··· Material ···

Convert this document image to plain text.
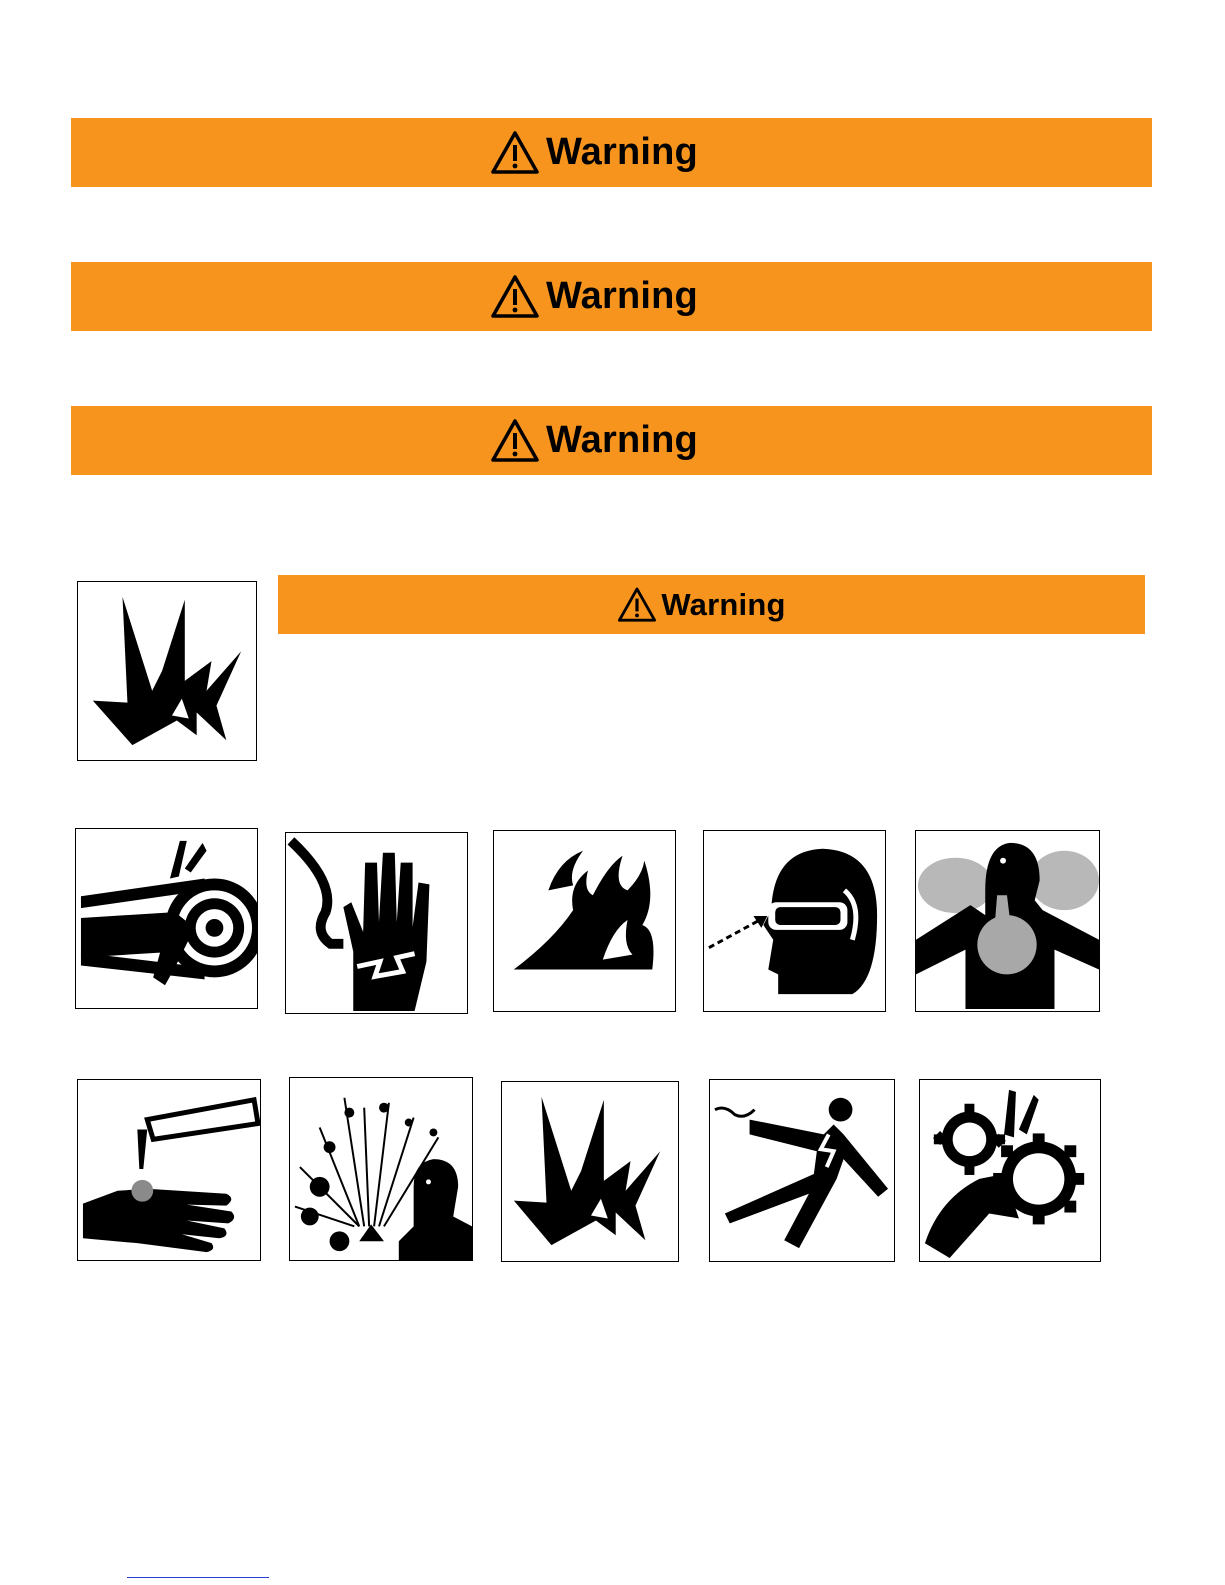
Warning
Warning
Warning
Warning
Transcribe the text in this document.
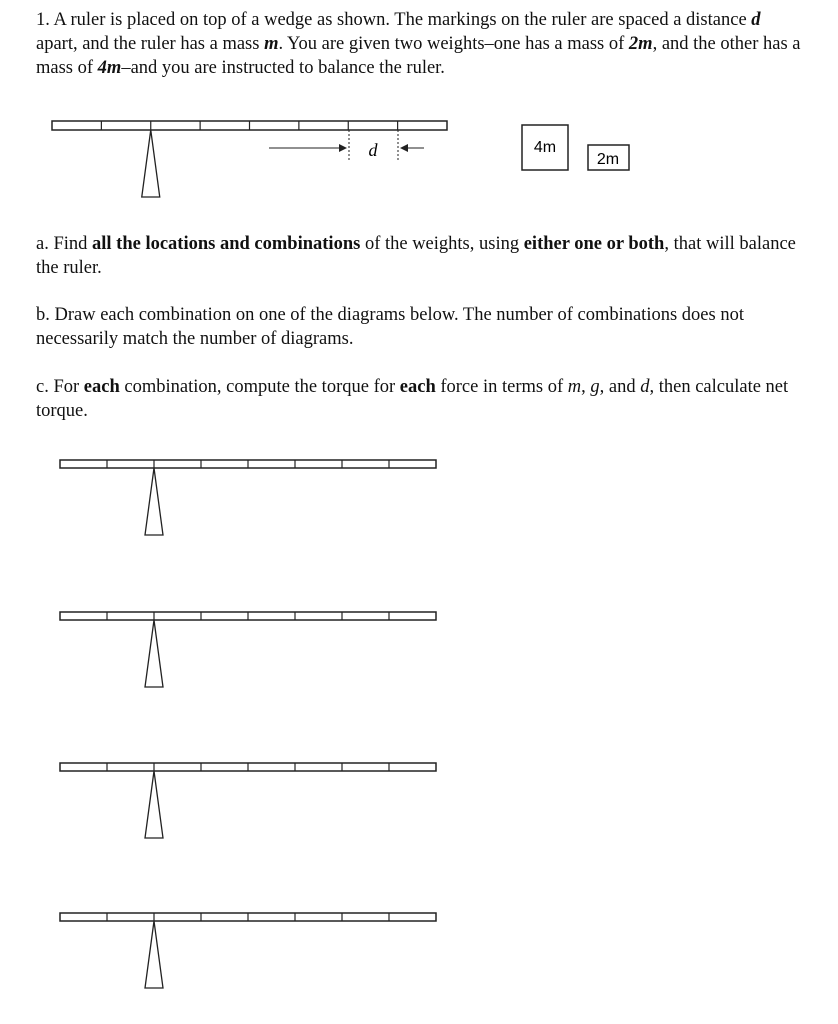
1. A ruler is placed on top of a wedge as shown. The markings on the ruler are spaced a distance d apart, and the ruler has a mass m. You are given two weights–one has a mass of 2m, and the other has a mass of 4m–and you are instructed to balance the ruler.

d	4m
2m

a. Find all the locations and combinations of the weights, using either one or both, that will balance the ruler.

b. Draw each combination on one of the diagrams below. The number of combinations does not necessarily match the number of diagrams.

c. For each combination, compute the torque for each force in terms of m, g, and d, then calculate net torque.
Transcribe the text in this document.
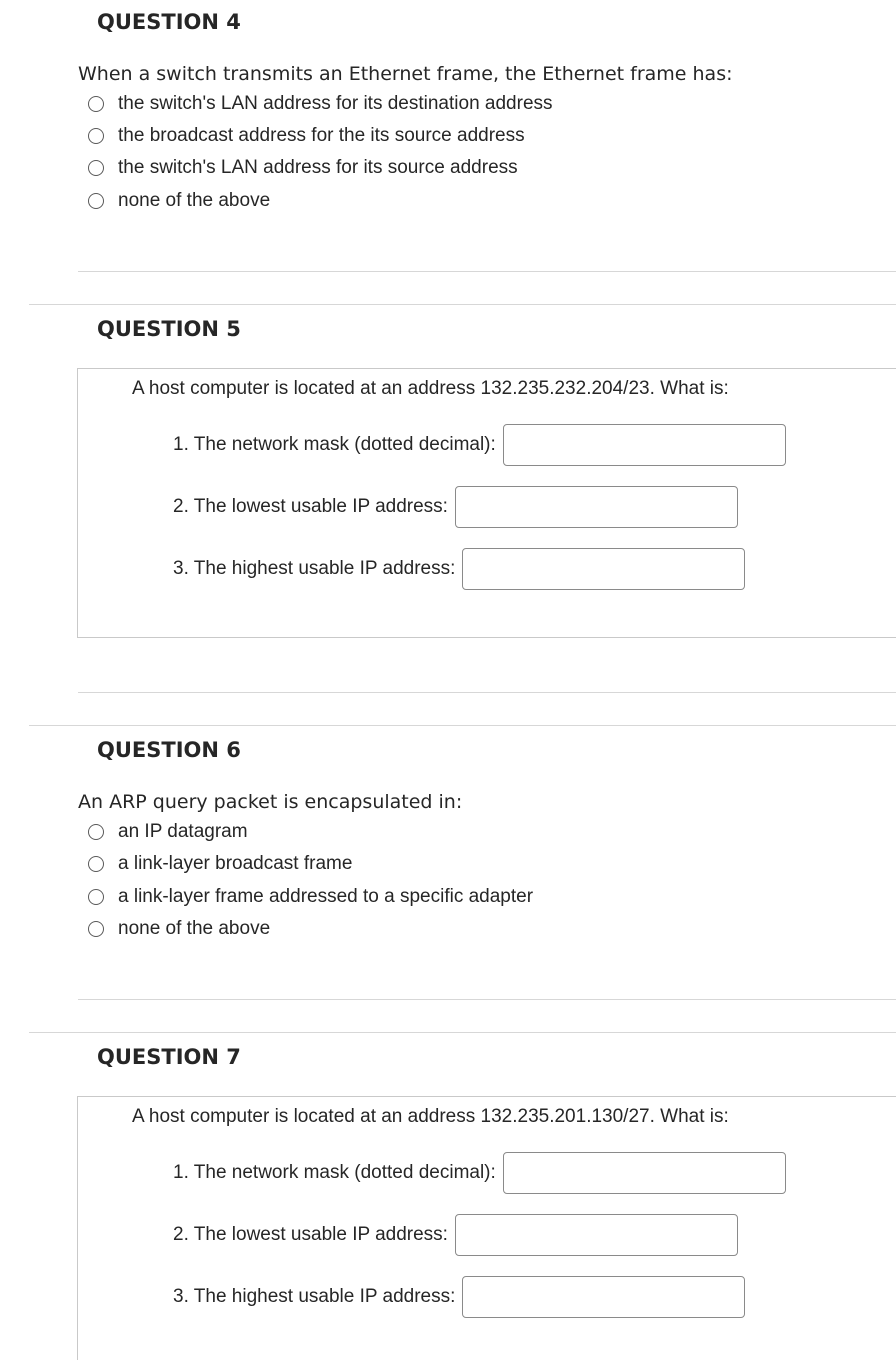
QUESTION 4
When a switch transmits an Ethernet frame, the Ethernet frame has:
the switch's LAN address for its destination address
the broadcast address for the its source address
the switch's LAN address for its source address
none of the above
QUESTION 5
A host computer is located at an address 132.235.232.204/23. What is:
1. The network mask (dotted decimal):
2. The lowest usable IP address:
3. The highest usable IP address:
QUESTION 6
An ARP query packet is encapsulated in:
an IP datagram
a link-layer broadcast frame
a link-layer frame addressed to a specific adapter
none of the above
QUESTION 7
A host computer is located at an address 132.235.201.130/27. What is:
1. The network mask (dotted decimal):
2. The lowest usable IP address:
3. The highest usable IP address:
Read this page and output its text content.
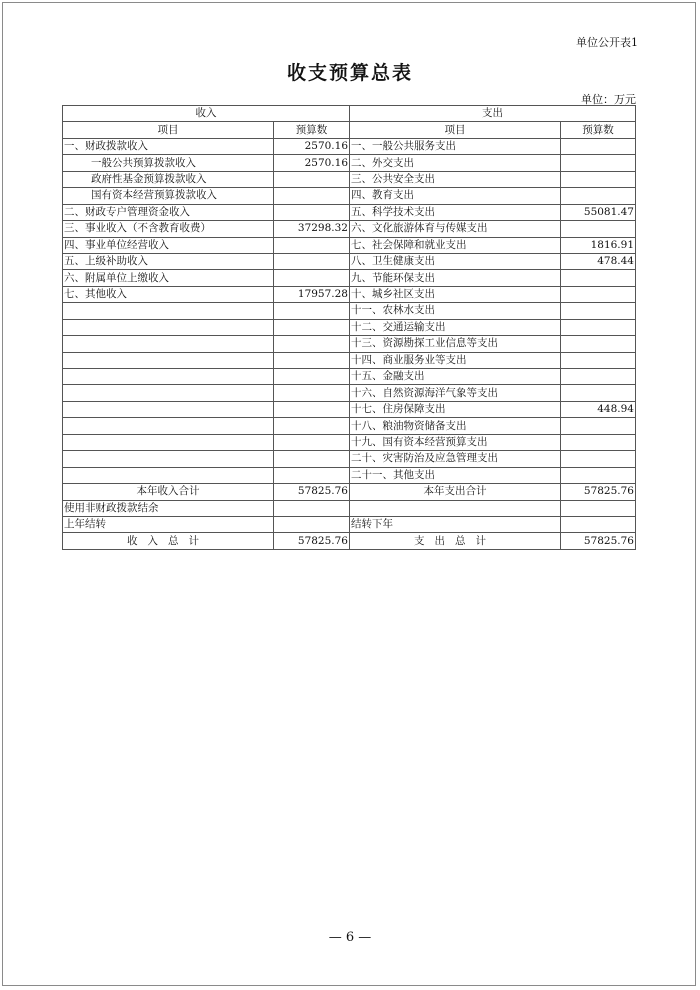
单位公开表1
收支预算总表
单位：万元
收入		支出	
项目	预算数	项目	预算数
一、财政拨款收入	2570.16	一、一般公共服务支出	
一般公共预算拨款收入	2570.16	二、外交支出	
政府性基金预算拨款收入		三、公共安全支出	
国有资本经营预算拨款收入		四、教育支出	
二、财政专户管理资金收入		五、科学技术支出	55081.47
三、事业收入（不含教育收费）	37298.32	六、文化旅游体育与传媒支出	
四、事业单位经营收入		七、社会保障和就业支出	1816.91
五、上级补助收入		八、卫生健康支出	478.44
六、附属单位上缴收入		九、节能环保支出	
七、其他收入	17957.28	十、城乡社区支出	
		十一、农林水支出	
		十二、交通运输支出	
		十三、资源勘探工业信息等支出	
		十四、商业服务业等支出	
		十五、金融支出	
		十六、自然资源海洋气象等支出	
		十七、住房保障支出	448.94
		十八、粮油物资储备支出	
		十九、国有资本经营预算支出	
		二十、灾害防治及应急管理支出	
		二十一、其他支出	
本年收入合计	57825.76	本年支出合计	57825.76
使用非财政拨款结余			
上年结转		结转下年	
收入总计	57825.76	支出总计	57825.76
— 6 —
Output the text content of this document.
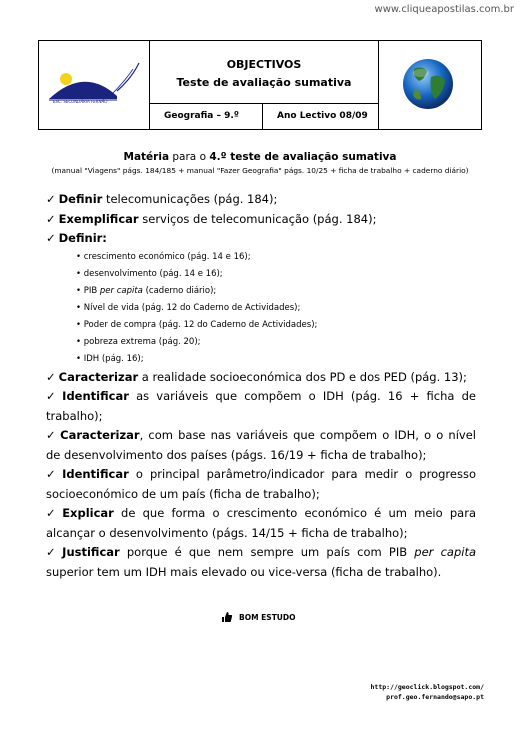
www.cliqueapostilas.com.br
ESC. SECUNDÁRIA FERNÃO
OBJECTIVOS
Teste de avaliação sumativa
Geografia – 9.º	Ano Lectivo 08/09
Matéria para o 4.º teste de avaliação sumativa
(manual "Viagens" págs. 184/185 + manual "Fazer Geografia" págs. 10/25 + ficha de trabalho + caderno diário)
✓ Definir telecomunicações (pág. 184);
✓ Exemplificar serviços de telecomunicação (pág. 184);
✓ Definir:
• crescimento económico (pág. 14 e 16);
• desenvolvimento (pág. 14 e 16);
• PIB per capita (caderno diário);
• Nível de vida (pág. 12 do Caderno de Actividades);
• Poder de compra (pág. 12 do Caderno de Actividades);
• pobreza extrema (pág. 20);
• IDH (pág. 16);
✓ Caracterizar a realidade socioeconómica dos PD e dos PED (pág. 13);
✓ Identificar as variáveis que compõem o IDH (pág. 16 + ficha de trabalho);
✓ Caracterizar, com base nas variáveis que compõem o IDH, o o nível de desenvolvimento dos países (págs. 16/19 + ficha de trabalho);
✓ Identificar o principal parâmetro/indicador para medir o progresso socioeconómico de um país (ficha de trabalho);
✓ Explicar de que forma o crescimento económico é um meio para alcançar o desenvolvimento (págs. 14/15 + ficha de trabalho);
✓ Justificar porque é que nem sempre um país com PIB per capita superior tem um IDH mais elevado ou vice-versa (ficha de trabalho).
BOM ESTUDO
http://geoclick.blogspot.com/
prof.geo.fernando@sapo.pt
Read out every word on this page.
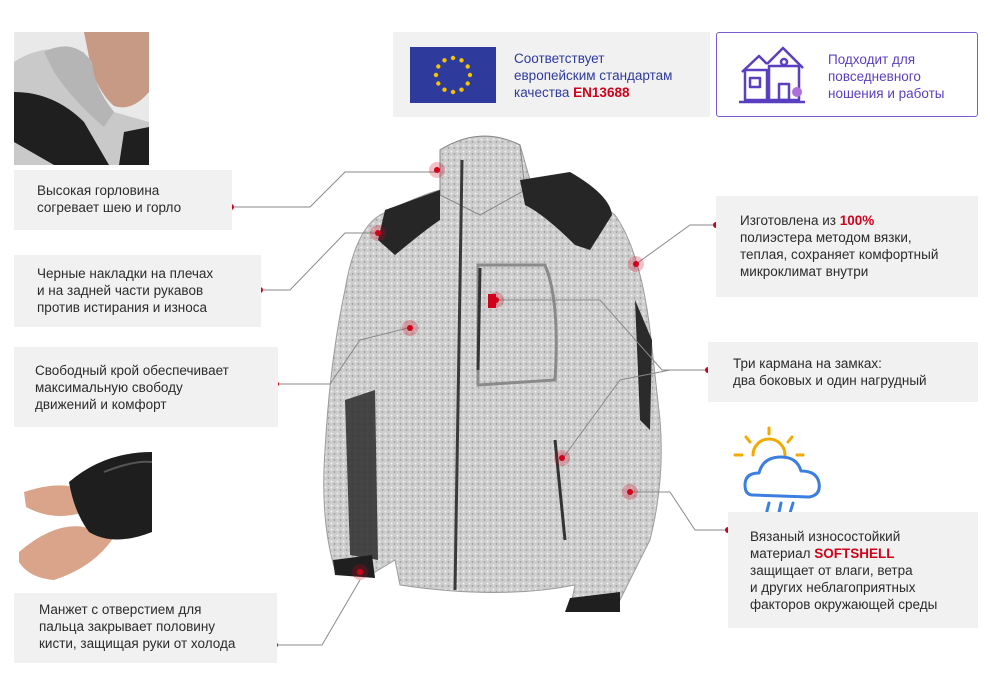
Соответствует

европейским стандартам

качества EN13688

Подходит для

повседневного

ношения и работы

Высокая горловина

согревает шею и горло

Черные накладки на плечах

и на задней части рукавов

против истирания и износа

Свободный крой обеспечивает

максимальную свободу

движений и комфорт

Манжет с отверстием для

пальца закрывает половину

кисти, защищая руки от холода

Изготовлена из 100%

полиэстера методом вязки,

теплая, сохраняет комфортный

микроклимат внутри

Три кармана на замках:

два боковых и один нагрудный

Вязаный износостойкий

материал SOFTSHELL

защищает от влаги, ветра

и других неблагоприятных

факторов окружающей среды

···

What needs to be done: Without including the pictures, return each record above exactly as it stands.

Finished task:
Convert this document image to plain text.
Warning
Warning
Warning
Warning
Transcribe the text in this document.
1. A ruler is placed on top of a wedge as shown. The markings on the ruler are spaced a distance d apart, and the ruler has a mass m. You are given two weights–one has a mass of 2m, and the other has a mass of 4m–and you are instructed to balance the ruler.

d	4m
2m

a. Find all the locations and combinations of the weights, using either one or both, that will balance the ruler.

b. Draw each combination on one of the diagrams below. The number of combinations does not necessarily match the number of diagrams.

c. For each combination, compute the torque for each force in terms of m, g, and d, then calculate net torque.
Transcribe the text in this document.
QUESTION 4
When a switch transmits an Ethernet frame, the Ethernet frame has:
the switch's LAN address for its destination address
the broadcast address for the its source address
the switch's LAN address for its source address
none of the above
QUESTION 5
A host computer is located at an address 132.235.232.204/23. What is:
1. The network mask (dotted decimal):
2. The lowest usable IP address:
3. The highest usable IP address:
QUESTION 6
An ARP query packet is encapsulated in:
an IP datagram
a link-layer broadcast frame
a link-layer frame addressed to a specific adapter
none of the above
QUESTION 7
A host computer is located at an address 132.235.201.130/27. What is:
1. The network mask (dotted decimal):
2. The lowest usable IP address:
3. The highest usable IP address:
Read this page and output its text content.
单位公开表1
收支预算总表
单位：万元
收入		支出	
项目	预算数	项目	预算数
一、财政拨款收入	2570.16	一、一般公共服务支出	
一般公共预算拨款收入	2570.16	二、外交支出	
政府性基金预算拨款收入		三、公共安全支出	
国有资本经营预算拨款收入		四、教育支出	
二、财政专户管理资金收入		五、科学技术支出	55081.47
三、事业收入（不含教育收费）	37298.32	六、文化旅游体育与传媒支出	
四、事业单位经营收入		七、社会保障和就业支出	1816.91
五、上级补助收入		八、卫生健康支出	478.44
六、附属单位上缴收入		九、节能环保支出	
七、其他收入	17957.28	十、城乡社区支出	
		十一、农林水支出	
		十二、交通运输支出	
		十三、资源勘探工业信息等支出	
		十四、商业服务业等支出	
		十五、金融支出	
		十六、自然资源海洋气象等支出	
		十七、住房保障支出	448.94
		十八、粮油物资储备支出	
		十九、国有资本经营预算支出	
		二十、灾害防治及应急管理支出	
		二十一、其他支出	
本年收入合计	57825.76	本年支出合计	57825.76
使用非财政拨款结余			
上年结转		结转下年	
收入总计	57825.76	支出总计	57825.76
— 6 —
Output the text content of this document.
www.cliqueapostilas.com.br
ESC. SECUNDÁRIA FERNÃO
OBJECTIVOS
Teste de avaliação sumativa
Geografia – 9.º	Ano Lectivo 08/09
Matéria para o 4.º teste de avaliação sumativa
(manual "Viagens" págs. 184/185 + manual "Fazer Geografia" págs. 10/25 + ficha de trabalho + caderno diário)
✓ Definir telecomunicações (pág. 184);
✓ Exemplificar serviços de telecomunicação (pág. 184);
✓ Definir:
• crescimento económico (pág. 14 e 16);
• desenvolvimento (pág. 14 e 16);
• PIB per capita (caderno diário);
• Nível de vida (pág. 12 do Caderno de Actividades);
• Poder de compra (pág. 12 do Caderno de Actividades);
• pobreza extrema (pág. 20);
• IDH (pág. 16);
✓ Caracterizar a realidade socioeconómica dos PD e dos PED (pág. 13);
✓ Identificar as variáveis que compõem o IDH (pág. 16 + ficha de trabalho);
✓ Caracterizar, com base nas variáveis que compõem o IDH, o o nível de desenvolvimento dos países (págs. 16/19 + ficha de trabalho);
✓ Identificar o principal parâmetro/indicador para medir o progresso socioeconómico de um país (ficha de trabalho);
✓ Explicar de que forma o crescimento económico é um meio para alcançar o desenvolvimento (págs. 14/15 + ficha de trabalho);
✓ Justificar porque é que nem sempre um país com PIB per capita superior tem um IDH mais elevado ou vice-versa (ficha de trabalho).
BOM ESTUDO
http://geoclick.blogspot.com/
prof.geo.fernando@sapo.pt
Read out every word on this page.
Соответствует

европейским стандартам

качества EN13688

Подходит для

повседневного

ношения и работы

Высокая горловина

согревает шею и горло

Черные накладки на плечах

и на задней части рукавов

против истирания и износа

Свободный крой обеспечивает

максимальную свободу

движений и комфорт

Манжет с отверстием для

пальца закрывает половину

кисти, защищая руки от холода

Изготовлена из 100%

полиэстера методом вязки,

теплая, сохраняет комфортный

микроклимат внутри

Три кармана на замках:

два боковых и один нагрудный

Вязаный износостойкий

материал SOFTSHELL

защищает от влаги, ветра

и других неблагоприятных

факторов окружающей среды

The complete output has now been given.